Document section:

As much as doing things the way you always have seems desirable because it’s familiar and convenient, that doesn’t make it wise. There are other ways to accomplish the same things that are far more performant over ALE data. With the IronCore Labs platform, for example, you can parallelize decryption and it will use hardware acceleration so that you can quickly rip through lots of data without tying up database resources.

5. Indexing removes security and leaves security theater

MySQL does not index encrypted fields, but that doesn’t mean enterprising developers can’t find a way.  Technically, you can use a function key to index the unencrypted data, which could potentially unlock a lot of queries and speed them up. But doing this would completely undermine the encryption making the entire exercise pointless. 

Here’s what’s happening if you use a function key to index the plaintext: the unencrypted values are getting stored. If an attacker can get direct access to the index, they get access to the values. But even if the attacker only has access to queries, they still can extract the values. Consider the following queries where mycolumn is encrypted:

SELECT mycolumn FROM mytable WHERE mycolumn LIKE 'a%';
SELECT mycolumn FROM mytable WHERE mycolumn LIKE 'b%';
-- ...

Dataset extract:
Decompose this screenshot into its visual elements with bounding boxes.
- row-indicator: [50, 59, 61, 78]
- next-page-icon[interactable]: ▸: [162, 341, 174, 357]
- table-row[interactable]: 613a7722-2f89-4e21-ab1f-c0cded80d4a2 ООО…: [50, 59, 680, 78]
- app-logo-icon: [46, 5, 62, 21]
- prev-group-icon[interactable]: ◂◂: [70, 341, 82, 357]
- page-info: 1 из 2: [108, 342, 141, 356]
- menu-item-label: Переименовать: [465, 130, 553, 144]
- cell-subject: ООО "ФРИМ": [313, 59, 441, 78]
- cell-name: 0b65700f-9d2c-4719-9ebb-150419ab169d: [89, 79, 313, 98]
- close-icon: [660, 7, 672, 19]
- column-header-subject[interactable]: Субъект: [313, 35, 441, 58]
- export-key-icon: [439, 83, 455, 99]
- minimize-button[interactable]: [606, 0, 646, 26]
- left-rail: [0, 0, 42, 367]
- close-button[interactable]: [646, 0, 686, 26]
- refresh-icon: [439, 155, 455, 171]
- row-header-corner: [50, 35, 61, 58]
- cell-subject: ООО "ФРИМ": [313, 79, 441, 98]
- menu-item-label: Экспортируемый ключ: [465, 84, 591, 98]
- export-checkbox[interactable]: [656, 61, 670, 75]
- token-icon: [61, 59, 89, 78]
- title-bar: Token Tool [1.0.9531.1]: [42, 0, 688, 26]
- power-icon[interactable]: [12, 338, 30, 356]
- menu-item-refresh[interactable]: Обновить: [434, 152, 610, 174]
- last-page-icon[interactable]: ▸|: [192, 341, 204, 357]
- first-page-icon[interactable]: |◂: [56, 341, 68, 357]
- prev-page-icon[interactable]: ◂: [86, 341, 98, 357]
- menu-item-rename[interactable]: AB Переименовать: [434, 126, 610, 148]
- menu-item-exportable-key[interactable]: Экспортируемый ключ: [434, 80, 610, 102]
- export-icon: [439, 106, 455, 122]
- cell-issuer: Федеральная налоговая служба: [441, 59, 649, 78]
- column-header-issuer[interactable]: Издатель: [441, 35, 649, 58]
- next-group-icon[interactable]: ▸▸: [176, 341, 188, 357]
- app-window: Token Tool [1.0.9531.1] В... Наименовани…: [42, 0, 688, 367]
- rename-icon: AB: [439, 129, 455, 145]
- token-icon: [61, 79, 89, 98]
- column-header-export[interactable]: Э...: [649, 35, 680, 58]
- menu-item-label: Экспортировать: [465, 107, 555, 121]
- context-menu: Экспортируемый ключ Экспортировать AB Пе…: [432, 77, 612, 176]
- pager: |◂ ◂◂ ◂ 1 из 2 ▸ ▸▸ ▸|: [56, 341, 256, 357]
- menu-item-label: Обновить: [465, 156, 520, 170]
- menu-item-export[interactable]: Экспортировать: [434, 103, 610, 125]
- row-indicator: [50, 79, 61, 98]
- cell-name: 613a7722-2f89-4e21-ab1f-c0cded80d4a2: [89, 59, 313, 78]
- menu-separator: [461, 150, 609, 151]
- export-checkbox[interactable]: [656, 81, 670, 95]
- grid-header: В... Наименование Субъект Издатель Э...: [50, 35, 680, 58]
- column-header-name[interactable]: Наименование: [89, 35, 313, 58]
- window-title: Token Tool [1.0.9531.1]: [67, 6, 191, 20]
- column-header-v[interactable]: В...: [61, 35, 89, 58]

Exercises to complete:
[1] Answer these questions about the excerpt on encrypted database fields, each in a few words:
(a) What kind of field does MySQL not index?
(b) What does the IronCore Labs platform let you parallelize?
(c) When a function key is used to index the plaintext, what gets stored?
[2] Print the part of the excerpt on encrypted database fields starting at "5. Indexing removes" and ending at "entire exercise pointless.", without any changes.

Expected responses:
[1]
(a) Encrypted fields.
(b) Decryption.
(c) The unencrypted values.

[2]
5. Indexing removes security and leaves security theater

MySQL does not index encrypted fields, but that doesn’t mean enterprising developers can’t find a way.  Technically, you can use a function key to index the unencrypted data, which could potentially unlock a lot of queries and speed them up. But doing this would completely undermine the encryption making the entire exercise pointless.